What to work on:
From the data that follows, copy every line holding the string "JSON".

Extracted entries:

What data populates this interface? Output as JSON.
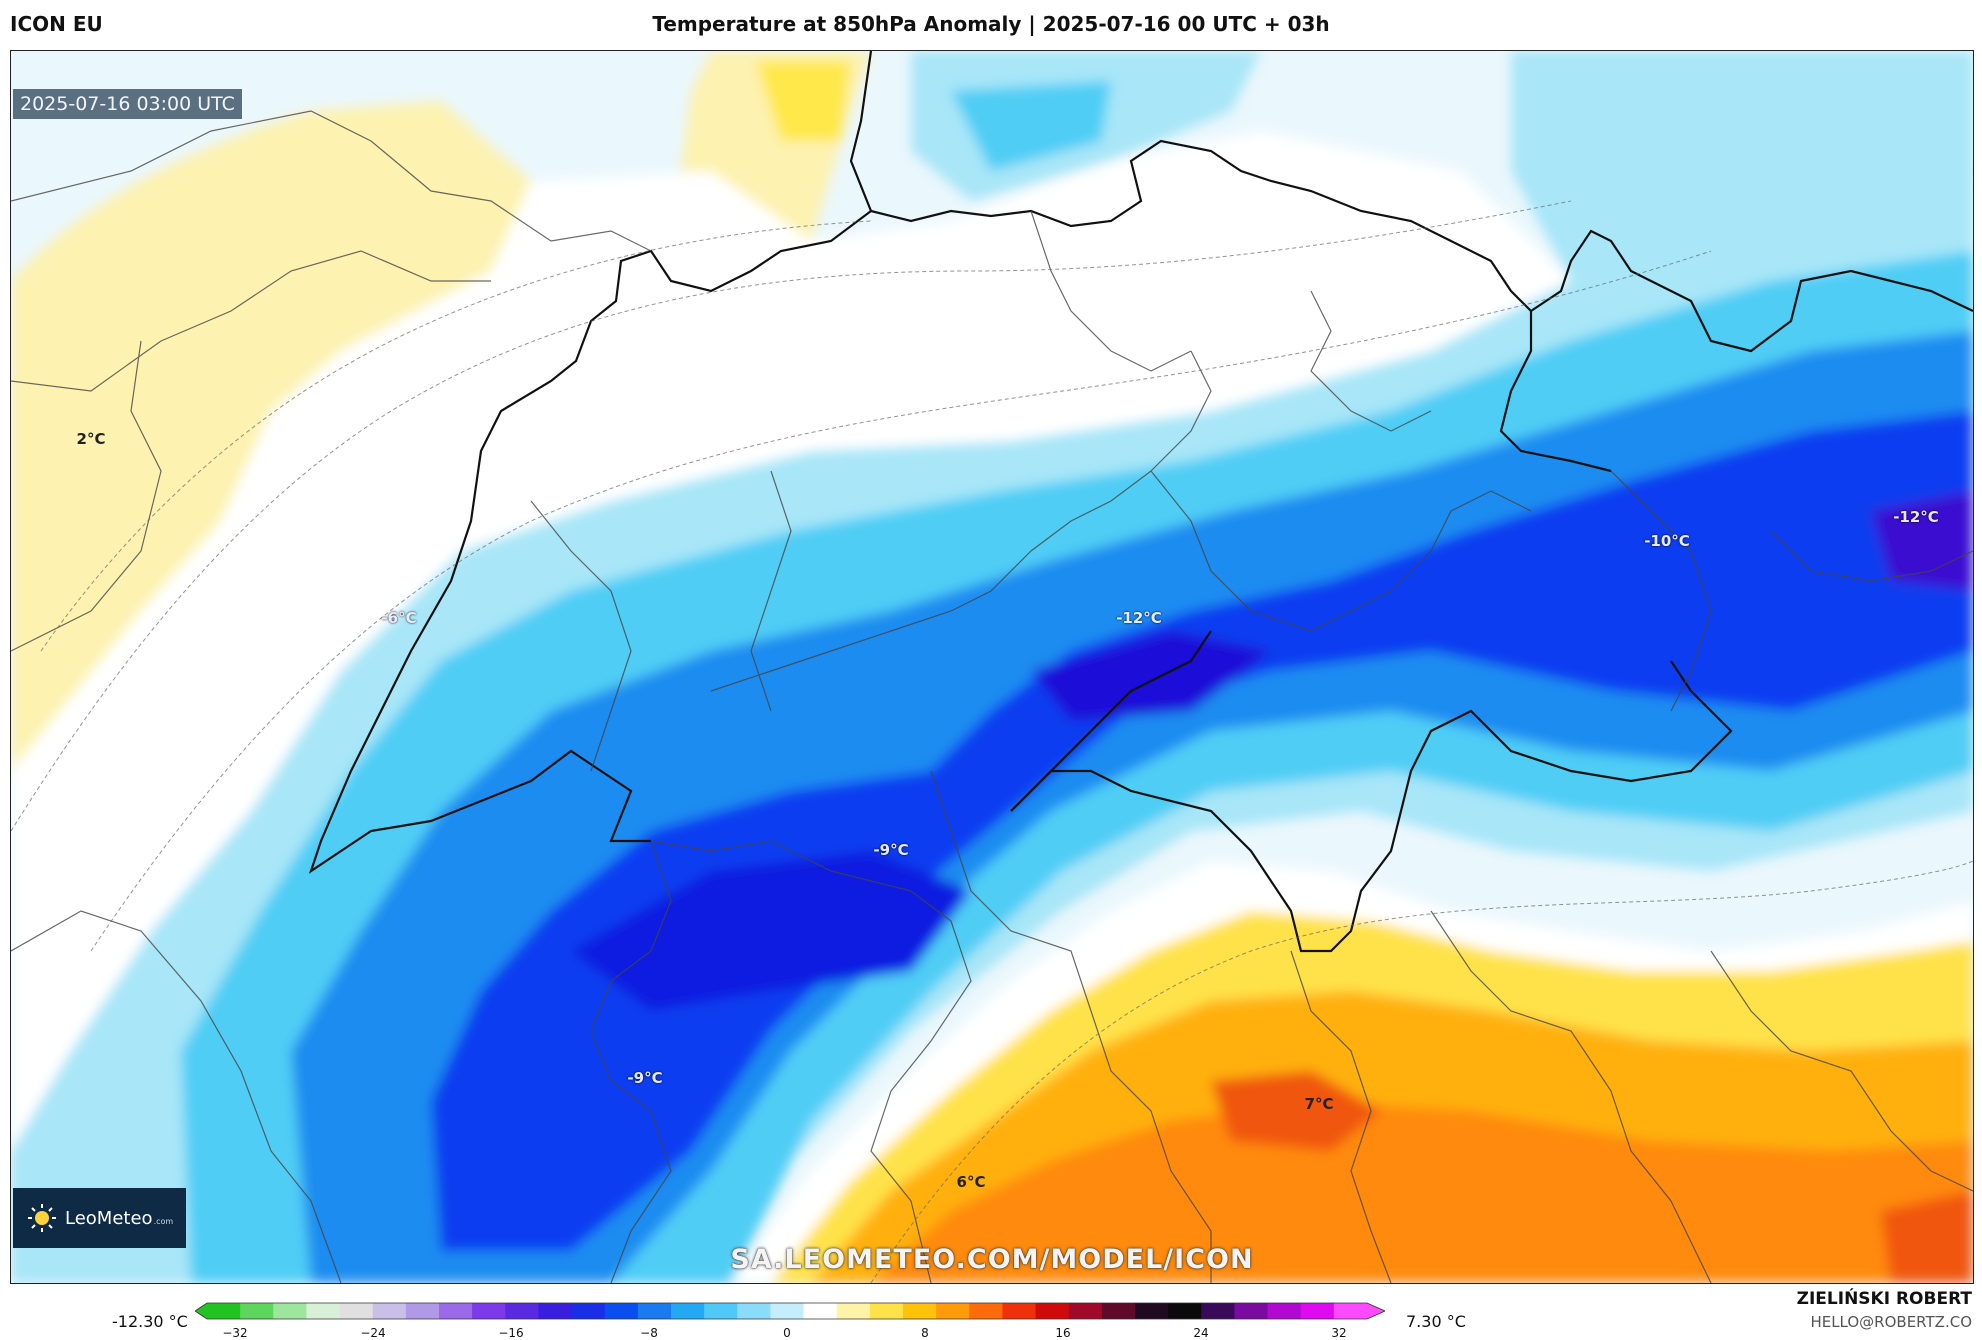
{
  "header": {
    "model": "ICON EU",
    "title": "Temperature at 850hPa Anomaly | 2025-07-16 00 UTC + 03h"
  },
  "map": {
    "timestamp": "2025-07-16 03:00 UTC",
    "labels": [
      "2°C",
      "-6°C",
      "-12°C",
      "-10°C",
      "-12°C",
      "-9°C",
      "-9°C",
      "6°C",
      "7°C"
    ],
    "watermark": "SA.LEOMETEO.COM/MODEL/ICON"
  },
  "logo": {
    "name": "LeoMeteo",
    "suffix": ".com",
    "icon": "sun-icon"
  },
  "colorbar": {
    "min_label": "-12.30 °C",
    "max_label": "7.30 °C",
    "ticks": [
      "−32",
      "−24",
      "−16",
      "−8",
      "0",
      "8",
      "16",
      "24",
      "32"
    ],
    "colors": [
      "#22c222",
      "#5ed65e",
      "#9ee69e",
      "#d8f0d8",
      "#e0e0e0",
      "#c8c0e8",
      "#b09ae8",
      "#9a6ae8",
      "#7c3ae8",
      "#5a2ae0",
      "#3a1ee0",
      "#1a2ee8",
      "#0a4ef0",
      "#1a7af0",
      "#24a8f4",
      "#50c8f8",
      "#8adcfa",
      "#c4eefc",
      "#ffffff",
      "#fff3a8",
      "#ffe24a",
      "#ffc20a",
      "#ff9a0a",
      "#ff6a0a",
      "#f0300a",
      "#d00a0a",
      "#a00a2a",
      "#600a2a",
      "#200a20",
      "#0a0a0a",
      "#3a0a5a",
      "#7a0aa0",
      "#b00ad0",
      "#e00af0",
      "#ff4aff"
    ]
  },
  "author": {
    "name": "ZIELIŃSKI ROBERT",
    "email": "HELLO@ROBERTZ.CO"
  }
}
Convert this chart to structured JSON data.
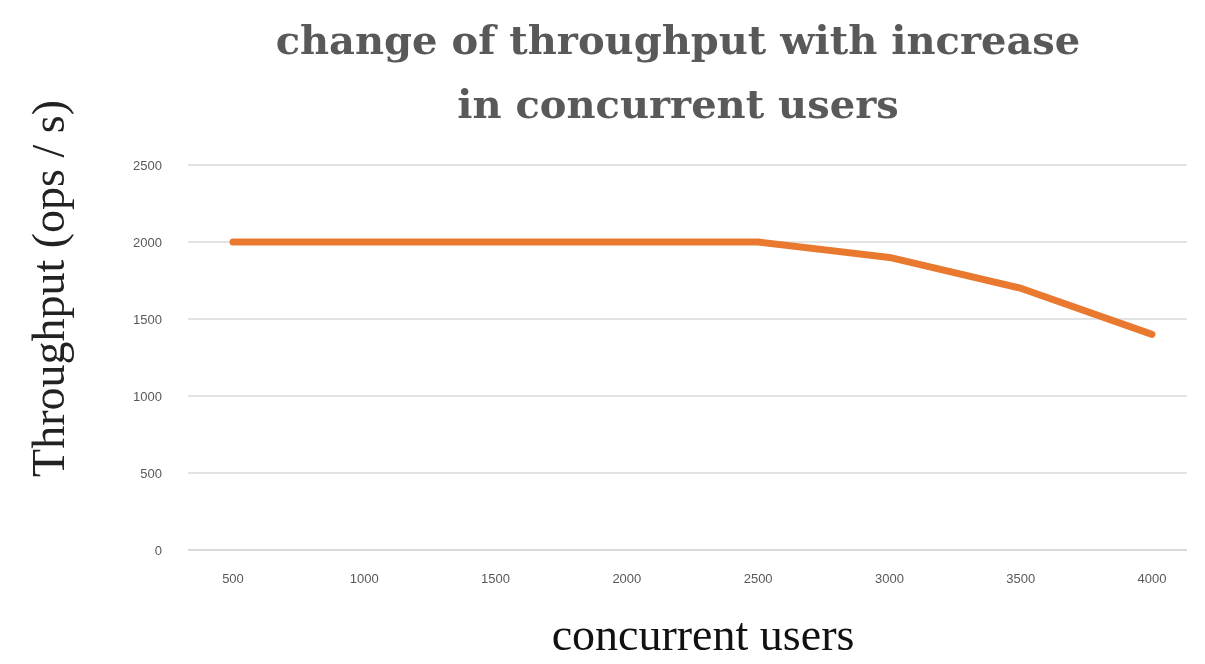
{
  "chart_data": {
    "type": "line",
    "title": "change of throughput with increase in concurrent users",
    "xlabel": "concurrent users",
    "ylabel": "Throughput (ops / s)",
    "categories": [
      "500",
      "1000",
      "1500",
      "2000",
      "2500",
      "3000",
      "3500",
      "4000"
    ],
    "series": [
      {
        "color": "#e8792f",
        "values": [
          2000,
          2000,
          2000,
          2000,
          2000,
          1900,
          1700,
          1400
        ]
      }
    ],
    "ylim": [
      0,
      2500
    ],
    "yticks": [
      0,
      500,
      1000,
      1500,
      2000,
      2500
    ],
    "grid": "y",
    "marker": "none",
    "line_style": "solid"
  }
}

Result of the task:
What data populates this interface? Output as JSON.
Convert this chart to structured JSON data.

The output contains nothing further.